# Start of Record extracts

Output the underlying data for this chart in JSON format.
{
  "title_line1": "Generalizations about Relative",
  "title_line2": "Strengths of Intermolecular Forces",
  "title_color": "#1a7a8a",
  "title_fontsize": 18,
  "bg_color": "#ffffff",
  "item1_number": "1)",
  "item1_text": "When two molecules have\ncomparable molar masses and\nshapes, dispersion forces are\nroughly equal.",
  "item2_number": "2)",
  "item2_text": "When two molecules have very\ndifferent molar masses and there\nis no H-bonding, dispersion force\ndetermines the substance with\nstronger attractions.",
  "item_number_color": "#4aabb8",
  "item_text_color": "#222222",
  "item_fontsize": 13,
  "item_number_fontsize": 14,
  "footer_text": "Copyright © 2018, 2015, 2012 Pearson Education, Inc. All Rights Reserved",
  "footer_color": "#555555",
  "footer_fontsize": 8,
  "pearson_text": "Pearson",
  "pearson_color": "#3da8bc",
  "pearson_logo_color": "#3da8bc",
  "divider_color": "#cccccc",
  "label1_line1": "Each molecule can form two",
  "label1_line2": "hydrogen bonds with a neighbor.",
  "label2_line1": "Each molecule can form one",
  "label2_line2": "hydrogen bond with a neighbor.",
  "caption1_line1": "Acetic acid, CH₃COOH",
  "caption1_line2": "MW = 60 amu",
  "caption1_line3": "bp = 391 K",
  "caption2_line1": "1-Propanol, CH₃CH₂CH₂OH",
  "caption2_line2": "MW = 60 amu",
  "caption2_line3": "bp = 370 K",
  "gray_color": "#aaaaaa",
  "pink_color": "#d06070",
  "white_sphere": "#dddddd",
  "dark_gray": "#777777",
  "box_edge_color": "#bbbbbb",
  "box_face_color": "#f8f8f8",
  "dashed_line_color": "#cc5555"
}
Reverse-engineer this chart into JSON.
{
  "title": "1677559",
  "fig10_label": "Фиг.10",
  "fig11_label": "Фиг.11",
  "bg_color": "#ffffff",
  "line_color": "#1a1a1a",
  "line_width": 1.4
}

# End of Record extracts
# Start of Record extracts

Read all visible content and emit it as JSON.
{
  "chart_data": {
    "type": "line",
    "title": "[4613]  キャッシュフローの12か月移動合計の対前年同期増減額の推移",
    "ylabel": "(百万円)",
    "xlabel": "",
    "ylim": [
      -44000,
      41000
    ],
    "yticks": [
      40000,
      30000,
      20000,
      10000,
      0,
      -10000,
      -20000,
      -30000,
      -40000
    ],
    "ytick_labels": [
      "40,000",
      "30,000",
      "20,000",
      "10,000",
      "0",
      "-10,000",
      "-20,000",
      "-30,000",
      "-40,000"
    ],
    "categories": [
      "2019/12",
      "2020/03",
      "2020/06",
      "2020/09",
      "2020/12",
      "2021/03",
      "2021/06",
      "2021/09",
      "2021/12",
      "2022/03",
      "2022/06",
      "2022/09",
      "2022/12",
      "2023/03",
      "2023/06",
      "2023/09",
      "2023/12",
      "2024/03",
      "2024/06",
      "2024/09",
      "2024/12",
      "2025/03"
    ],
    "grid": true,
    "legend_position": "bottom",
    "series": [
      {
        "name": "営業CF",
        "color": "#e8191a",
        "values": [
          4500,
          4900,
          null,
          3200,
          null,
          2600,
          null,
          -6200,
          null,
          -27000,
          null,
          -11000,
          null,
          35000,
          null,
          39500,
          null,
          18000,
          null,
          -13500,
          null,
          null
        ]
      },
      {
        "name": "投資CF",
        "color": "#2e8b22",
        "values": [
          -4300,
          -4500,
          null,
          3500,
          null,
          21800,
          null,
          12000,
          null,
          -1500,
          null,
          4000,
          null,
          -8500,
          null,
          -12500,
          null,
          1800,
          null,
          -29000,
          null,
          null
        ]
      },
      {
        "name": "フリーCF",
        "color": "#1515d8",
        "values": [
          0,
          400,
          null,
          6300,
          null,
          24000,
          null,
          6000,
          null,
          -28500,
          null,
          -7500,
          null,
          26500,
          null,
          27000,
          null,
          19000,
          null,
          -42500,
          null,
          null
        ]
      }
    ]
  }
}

# End of Record extracts

Exercise:
Extract each line holding the string "neighbor".

The result:
  "label1_line2": "hydrogen bonds with a neighbor.",
  "label2_line2": "hydrogen bond with a neighbor.",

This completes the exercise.